* **WORK INSTRUCTIONS**
Examine the material below. Gather every line in which the string "realizó" appears.

··· MATERIAL TO PROCESS

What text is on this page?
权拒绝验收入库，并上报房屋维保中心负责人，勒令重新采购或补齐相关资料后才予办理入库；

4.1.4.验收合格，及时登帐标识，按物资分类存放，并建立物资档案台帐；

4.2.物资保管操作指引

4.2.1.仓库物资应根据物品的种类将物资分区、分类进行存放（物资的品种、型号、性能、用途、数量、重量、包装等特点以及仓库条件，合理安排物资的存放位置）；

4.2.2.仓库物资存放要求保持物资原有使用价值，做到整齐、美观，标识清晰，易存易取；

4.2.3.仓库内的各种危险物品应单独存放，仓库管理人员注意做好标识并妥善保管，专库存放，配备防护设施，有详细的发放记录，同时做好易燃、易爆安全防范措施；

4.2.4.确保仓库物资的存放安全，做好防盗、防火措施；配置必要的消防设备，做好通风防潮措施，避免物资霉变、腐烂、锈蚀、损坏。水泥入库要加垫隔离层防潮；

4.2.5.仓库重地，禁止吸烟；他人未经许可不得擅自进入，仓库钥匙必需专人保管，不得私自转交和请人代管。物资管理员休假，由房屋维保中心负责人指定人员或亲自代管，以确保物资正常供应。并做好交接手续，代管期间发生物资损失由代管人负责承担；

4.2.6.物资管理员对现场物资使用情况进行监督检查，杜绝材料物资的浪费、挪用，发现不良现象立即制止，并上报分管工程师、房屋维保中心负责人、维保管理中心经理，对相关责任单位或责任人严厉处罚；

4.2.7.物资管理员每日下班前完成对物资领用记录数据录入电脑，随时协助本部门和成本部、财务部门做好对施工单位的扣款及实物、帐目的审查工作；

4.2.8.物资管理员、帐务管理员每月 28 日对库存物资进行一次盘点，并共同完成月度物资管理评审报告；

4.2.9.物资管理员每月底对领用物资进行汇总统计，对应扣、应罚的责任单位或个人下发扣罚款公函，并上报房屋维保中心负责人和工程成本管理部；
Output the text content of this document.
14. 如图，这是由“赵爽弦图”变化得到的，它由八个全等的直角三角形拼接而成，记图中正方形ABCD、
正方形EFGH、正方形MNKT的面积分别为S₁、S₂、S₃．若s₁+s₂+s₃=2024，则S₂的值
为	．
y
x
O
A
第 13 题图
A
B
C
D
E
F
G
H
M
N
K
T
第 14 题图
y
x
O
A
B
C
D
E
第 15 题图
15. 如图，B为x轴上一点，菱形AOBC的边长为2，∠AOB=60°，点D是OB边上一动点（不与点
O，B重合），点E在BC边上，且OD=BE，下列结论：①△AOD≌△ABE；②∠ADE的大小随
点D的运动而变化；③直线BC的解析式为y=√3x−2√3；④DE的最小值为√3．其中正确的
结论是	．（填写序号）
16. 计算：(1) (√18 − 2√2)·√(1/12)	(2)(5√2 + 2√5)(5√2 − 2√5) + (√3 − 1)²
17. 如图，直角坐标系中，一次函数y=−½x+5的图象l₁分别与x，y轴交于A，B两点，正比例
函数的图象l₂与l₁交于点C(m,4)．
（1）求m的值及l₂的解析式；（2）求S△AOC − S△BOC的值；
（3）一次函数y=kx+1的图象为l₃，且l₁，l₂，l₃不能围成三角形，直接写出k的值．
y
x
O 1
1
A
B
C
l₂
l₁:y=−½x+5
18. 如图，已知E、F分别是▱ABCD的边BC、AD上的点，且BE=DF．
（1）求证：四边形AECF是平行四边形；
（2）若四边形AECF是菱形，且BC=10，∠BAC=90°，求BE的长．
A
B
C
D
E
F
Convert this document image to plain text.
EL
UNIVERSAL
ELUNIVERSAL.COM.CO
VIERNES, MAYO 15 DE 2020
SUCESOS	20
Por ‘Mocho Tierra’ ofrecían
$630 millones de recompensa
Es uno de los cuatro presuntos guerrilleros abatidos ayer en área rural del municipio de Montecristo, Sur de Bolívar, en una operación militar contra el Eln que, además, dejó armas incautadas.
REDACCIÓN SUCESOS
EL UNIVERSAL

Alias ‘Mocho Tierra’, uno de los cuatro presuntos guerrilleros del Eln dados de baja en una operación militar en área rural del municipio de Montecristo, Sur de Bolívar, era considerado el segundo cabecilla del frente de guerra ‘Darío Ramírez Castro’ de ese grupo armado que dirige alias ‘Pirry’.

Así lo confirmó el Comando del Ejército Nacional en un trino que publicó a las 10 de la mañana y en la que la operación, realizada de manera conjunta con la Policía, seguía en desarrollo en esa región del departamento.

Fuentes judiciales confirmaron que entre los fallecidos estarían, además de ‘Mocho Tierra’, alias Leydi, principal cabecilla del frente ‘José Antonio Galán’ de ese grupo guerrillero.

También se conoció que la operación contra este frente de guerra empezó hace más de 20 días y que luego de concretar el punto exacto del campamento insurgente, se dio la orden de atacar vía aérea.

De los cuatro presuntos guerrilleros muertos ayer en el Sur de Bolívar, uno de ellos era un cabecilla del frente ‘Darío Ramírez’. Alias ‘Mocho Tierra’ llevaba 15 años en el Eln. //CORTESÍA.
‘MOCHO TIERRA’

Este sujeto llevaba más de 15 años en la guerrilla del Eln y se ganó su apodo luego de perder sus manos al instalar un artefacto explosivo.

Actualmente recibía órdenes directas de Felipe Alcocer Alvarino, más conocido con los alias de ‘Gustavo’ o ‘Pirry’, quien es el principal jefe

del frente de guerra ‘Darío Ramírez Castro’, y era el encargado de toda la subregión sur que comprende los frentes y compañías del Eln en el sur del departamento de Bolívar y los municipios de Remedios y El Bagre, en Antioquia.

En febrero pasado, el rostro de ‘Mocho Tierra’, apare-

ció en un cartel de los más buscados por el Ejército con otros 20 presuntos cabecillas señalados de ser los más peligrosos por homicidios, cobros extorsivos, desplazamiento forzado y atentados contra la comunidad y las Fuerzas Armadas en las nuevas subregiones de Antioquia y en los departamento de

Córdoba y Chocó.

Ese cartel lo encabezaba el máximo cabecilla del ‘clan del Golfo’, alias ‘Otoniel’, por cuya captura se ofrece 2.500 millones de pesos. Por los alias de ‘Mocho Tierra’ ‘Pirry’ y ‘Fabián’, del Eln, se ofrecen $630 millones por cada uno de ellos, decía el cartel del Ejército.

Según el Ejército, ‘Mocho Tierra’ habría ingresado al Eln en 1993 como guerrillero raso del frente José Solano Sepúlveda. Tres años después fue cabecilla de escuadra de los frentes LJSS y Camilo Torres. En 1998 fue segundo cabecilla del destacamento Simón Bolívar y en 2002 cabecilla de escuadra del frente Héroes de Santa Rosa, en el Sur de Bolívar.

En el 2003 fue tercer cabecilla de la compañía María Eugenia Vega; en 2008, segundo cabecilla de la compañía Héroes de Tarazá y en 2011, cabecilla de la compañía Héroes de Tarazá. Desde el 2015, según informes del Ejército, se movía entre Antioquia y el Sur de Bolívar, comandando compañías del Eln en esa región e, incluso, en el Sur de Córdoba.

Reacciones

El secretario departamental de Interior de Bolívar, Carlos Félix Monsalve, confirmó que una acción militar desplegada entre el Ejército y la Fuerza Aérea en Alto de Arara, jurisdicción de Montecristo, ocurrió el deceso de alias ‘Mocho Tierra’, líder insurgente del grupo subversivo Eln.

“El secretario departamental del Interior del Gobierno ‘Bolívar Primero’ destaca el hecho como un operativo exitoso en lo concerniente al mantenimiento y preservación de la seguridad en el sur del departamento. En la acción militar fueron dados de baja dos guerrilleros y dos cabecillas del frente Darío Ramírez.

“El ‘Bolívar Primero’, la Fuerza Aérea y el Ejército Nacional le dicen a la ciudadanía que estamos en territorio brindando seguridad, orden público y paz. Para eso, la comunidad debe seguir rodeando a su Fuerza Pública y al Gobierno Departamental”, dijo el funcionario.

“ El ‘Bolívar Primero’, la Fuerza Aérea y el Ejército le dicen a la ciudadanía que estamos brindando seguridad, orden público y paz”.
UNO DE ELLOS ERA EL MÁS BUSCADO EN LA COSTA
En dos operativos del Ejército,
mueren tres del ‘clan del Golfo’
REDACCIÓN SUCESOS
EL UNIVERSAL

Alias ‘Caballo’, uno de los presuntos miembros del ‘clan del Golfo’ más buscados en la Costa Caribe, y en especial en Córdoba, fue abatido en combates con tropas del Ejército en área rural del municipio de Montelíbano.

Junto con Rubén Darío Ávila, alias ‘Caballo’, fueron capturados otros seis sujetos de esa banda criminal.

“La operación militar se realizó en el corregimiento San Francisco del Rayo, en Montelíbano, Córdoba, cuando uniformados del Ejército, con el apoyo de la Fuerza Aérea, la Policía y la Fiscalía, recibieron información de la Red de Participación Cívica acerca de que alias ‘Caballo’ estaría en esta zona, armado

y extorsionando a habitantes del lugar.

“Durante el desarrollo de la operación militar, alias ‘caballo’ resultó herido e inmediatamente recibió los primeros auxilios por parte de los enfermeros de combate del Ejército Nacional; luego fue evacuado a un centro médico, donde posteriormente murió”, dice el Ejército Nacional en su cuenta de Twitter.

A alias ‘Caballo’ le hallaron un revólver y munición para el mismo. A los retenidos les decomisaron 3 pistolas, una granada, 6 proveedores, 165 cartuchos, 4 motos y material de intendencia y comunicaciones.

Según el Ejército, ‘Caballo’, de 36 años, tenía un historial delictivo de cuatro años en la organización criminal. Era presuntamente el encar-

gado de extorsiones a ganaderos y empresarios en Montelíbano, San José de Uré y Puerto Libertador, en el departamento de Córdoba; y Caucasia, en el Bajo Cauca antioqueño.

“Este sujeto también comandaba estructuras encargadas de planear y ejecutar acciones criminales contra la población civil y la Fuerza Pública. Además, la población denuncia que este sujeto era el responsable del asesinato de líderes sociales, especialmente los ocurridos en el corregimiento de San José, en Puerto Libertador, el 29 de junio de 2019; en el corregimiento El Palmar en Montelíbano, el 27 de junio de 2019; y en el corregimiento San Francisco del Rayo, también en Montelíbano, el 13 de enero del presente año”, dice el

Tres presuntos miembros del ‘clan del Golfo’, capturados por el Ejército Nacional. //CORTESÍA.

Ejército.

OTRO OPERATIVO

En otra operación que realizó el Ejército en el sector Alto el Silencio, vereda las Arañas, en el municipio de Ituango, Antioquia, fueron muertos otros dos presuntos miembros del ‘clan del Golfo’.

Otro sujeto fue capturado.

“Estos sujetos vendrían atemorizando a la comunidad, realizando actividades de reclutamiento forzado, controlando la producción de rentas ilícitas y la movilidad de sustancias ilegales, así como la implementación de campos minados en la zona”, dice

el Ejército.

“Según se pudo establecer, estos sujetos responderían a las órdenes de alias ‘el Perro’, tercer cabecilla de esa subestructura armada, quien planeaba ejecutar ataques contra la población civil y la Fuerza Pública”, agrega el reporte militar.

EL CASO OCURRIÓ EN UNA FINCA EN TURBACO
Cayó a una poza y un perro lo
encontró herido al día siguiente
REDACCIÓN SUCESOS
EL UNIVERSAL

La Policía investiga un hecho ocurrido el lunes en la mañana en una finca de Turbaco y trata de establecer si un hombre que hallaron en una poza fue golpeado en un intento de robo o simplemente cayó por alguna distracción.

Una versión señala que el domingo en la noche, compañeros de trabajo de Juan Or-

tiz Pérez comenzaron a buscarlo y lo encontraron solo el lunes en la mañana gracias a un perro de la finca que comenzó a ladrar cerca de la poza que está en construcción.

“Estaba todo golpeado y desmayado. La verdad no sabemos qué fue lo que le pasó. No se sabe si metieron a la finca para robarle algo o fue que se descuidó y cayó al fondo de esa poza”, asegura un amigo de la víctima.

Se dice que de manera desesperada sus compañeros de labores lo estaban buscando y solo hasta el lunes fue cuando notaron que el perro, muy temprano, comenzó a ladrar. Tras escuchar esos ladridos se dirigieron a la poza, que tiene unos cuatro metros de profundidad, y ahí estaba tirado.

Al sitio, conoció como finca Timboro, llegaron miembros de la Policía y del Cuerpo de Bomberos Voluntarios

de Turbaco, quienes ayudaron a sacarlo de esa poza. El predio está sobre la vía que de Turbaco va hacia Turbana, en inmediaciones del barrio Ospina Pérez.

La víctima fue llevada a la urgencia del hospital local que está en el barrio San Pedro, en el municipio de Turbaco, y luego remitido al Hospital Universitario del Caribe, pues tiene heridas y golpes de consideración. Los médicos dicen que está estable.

······

* **EXERCISE OUTPUT**
“La operación militar se realizó en el corregimiento San Francisco del Rayo, en Montelíbano, Córdoba, cuando uniformados del Ejército, con el apoyo de la Fuerza Aérea, la Policía y la Fiscalía, recibieron información de la Red de Participación Cívica acerca de que alias ‘Caballo’ estaría en esta zona, armado
En otra operación que realizó el Ejército en el sector Alto el Silencio, vereda las Arañas, en el municipio de Ituango, Antioquia, fueron muertos otros dos presuntos miembros del ‘clan del Golfo’.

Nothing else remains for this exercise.